__ЗАДАНИЕ 1__
Представьте в виде таблицы Markdown с колонками «№» (номер строки) и «Строка» строки записей, начиная со строки, содержащей «composition-item-line: GREEN LIFE», и заканчивая концом записей. Пустые строки не включайте.

__ТЕКСТ ДЛЯ ЧТЕНИЯ__
# # # # #

А второй момент, который мне кажется важным в обсуждении заявленной темы, — это разнонаправленные движения, связанные, с одной стороны, с сакрализацией заново Большого театра и всего комплекса связанных с ним идей (условно скажем, имперских), а с другой — с десакрализацией. Она менее заметна, но я думаю, именно так можно трактовать уход двух танцовщиков — Ивана Васильева и Натальи Осиповой — из Большого театра в Михайловский. То есть из места, которое нагружено массой культурных аллюзий и огромной символикой, в место, где просто работает хореограф-профессионал высокого уровня и поэтому к нему можно прийти. Это, по-моему, жест десакрализации внутри сегодняшней культуры. Обратный процесс более очевиден и больше отрефлексирован. Например, в недавнем фильме Александра Зельдовича по сценарию Владимира Сорокина «Мишень» есть такой эпизод: два героя, которые обрели вечную молодость, договариваются встретиться через 30 лет у Большого театра. Это знак новой сакрализации: мы знаем, что это место будет существовать и через 30 лет, и оно будет нагружено теми же символическими значениями, которыми оно нагружено сейчас.
Вопрос в том, какая из этих тенденций окажется важнее. Тем более что в этом смысле Большой театр — модель, на которой видны процессы, характерные для общества в целом. Ведь там сейчас тоже существуют эти противоположно направленные движения, которые имеют отношение и к культуре, и к власти.

# # # # #

(Фрагмент набора данных)
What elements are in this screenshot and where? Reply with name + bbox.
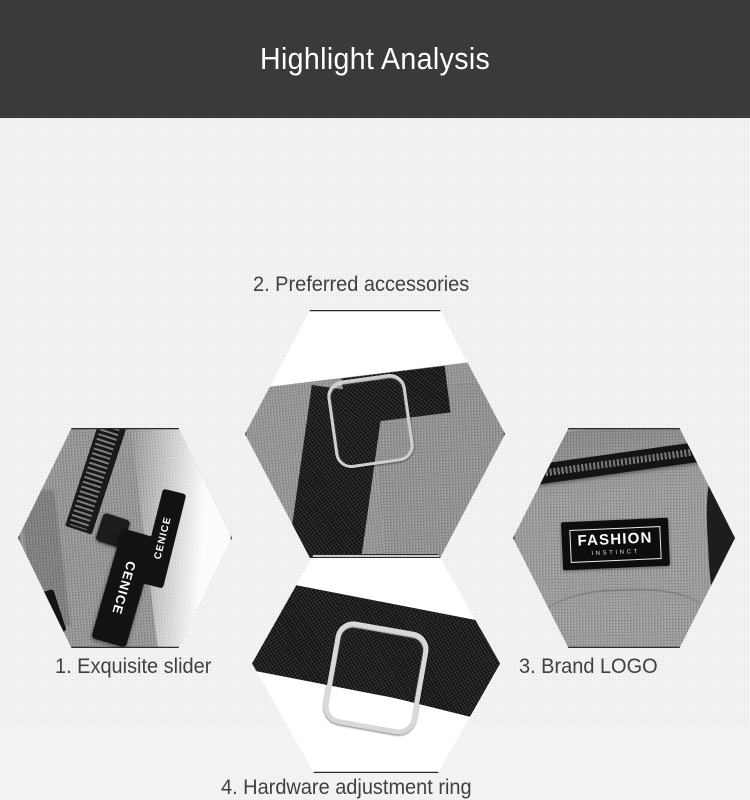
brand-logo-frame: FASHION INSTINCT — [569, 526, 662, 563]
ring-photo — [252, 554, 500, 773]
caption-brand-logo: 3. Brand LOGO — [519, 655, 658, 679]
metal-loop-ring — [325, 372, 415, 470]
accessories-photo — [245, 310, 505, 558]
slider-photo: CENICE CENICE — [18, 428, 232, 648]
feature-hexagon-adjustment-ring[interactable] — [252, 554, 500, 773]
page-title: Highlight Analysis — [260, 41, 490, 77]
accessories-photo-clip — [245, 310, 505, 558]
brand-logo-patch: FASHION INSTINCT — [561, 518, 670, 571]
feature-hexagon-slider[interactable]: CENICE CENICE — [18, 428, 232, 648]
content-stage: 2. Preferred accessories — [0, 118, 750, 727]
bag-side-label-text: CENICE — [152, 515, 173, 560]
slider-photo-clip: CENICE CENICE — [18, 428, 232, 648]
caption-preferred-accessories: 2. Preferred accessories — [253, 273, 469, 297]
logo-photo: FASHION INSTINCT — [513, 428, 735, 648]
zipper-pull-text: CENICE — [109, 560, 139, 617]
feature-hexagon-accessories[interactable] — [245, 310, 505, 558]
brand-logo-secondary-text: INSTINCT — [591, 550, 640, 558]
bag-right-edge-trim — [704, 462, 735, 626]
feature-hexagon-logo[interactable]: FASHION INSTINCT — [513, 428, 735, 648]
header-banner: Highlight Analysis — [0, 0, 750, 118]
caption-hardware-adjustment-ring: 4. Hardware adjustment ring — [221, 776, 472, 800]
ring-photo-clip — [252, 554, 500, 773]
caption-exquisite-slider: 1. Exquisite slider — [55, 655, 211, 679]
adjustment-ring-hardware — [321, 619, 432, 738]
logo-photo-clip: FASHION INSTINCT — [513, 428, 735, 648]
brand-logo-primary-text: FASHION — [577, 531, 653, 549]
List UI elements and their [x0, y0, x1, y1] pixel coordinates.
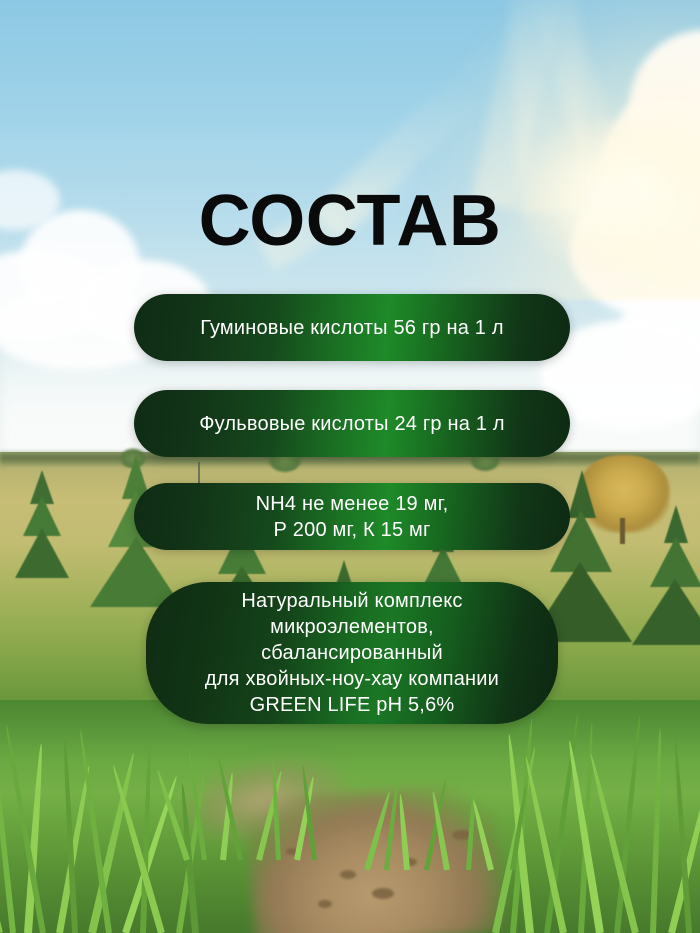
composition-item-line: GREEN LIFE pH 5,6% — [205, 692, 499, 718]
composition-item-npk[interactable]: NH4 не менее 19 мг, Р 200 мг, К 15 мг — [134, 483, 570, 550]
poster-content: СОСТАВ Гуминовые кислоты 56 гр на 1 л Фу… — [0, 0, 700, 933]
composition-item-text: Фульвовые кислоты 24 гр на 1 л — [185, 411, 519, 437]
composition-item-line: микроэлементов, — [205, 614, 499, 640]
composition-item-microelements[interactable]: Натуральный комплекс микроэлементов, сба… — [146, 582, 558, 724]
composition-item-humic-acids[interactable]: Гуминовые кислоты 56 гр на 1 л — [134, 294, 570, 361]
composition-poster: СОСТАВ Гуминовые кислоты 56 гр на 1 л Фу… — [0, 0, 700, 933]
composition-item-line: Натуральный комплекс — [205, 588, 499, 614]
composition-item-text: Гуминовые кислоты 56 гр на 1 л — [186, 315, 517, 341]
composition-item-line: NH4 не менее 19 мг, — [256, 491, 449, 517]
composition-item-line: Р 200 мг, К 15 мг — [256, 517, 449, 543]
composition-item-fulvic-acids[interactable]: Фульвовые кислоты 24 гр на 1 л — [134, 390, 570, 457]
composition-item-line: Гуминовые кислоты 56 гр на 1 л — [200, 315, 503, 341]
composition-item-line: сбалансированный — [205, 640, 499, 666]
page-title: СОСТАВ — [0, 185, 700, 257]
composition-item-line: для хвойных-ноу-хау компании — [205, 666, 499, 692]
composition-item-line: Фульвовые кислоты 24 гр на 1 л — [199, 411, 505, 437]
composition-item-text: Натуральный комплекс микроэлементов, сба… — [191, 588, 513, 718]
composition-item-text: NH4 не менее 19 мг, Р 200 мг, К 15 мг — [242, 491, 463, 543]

# # # # #

__ЗАДАНИЕ 2__
Выпишите без изменений фрагмент текста о Большом театре, начиная со слов «Вопрос в том, какая» и заканчивая словами «и к власти.».

__ПРАВИЛЬНЫЙ ОТВЕТ 1__
| № | Строка |
|---|---|
| 1 | composition-item-line: GREEN LIFE pH 5,6% — [205, 692, 499, 718] |
| 2 | composition-item-npk[interactable]: NH4 не менее 19 мг, Р 200 мг, К 15 мг — [134, 483, 570, 550] |
| 3 | poster-content: СОСТАВ Гуминовые кислоты 56 гр на 1 л Фу… — [0, 0, 700, 933] |
| 4 | composition-item-text: Фульвовые кислоты 24 гр на 1 л — [185, 411, 519, 437] |
| 5 | composition-item-line: микроэлементов, — [205, 614, 499, 640] |
| 6 | composition-item-microelements[interactable]: Натуральный комплекс микроэлементов, сба… — [146, 582, 558, 724] |
| 7 | composition-item-humic-acids[interactable]: Гуминовые кислоты 56 гр на 1 л — [134, 294, 570, 361] |
| 8 | composition-poster: СОСТАВ Гуминовые кислоты 56 гр на 1 л Фу… — [0, 0, 700, 933] |
| 9 | composition-item-line: Натуральный комплекс — [205, 588, 499, 614] |
| 10 | composition-item-text: Гуминовые кислоты 56 гр на 1 л — [186, 315, 517, 341] |
| 11 | composition-item-line: NH4 не менее 19 мг, — [256, 491, 449, 517] |
| 12 | composition-item-line: Р 200 мг, К 15 мг — [256, 517, 449, 543] |
| 13 | composition-item-fulvic-acids[interactable]: Фульвовые кислоты 24 гр на 1 л — [134, 390, 570, 457] |
| 14 | composition-item-line: Гуминовые кислоты 56 гр на 1 л — [200, 315, 503, 341] |
| 15 | composition-item-line: сбалансированный — [205, 640, 499, 666] |
| 16 | page-title: СОСТАВ — [0, 185, 700, 257] |
| 17 | composition-item-line: для хвойных-ноу-хау компании — [205, 666, 499, 692] |
| 18 | composition-item-line: Фульвовые кислоты 24 гр на 1 л — [199, 411, 505, 437] |
| 19 | composition-item-text: Натуральный комплекс микроэлементов, сба… — [191, 588, 513, 718] |
| 20 | composition-item-text: NH4 не менее 19 мг, Р 200 мг, К 15 мг — [242, 491, 463, 543] |

__ПРАВИЛЬНЫЙ ОТВЕТ 2__
Вопрос в том, какая из этих тенденций окажется важнее. Тем более что в этом смысле Большой театр — модель, на которой видны процессы, характерные для общества в целом. Ведь там сейчас тоже существуют эти противоположно направленные движения, которые имеют отношение и к культуре, и к власти.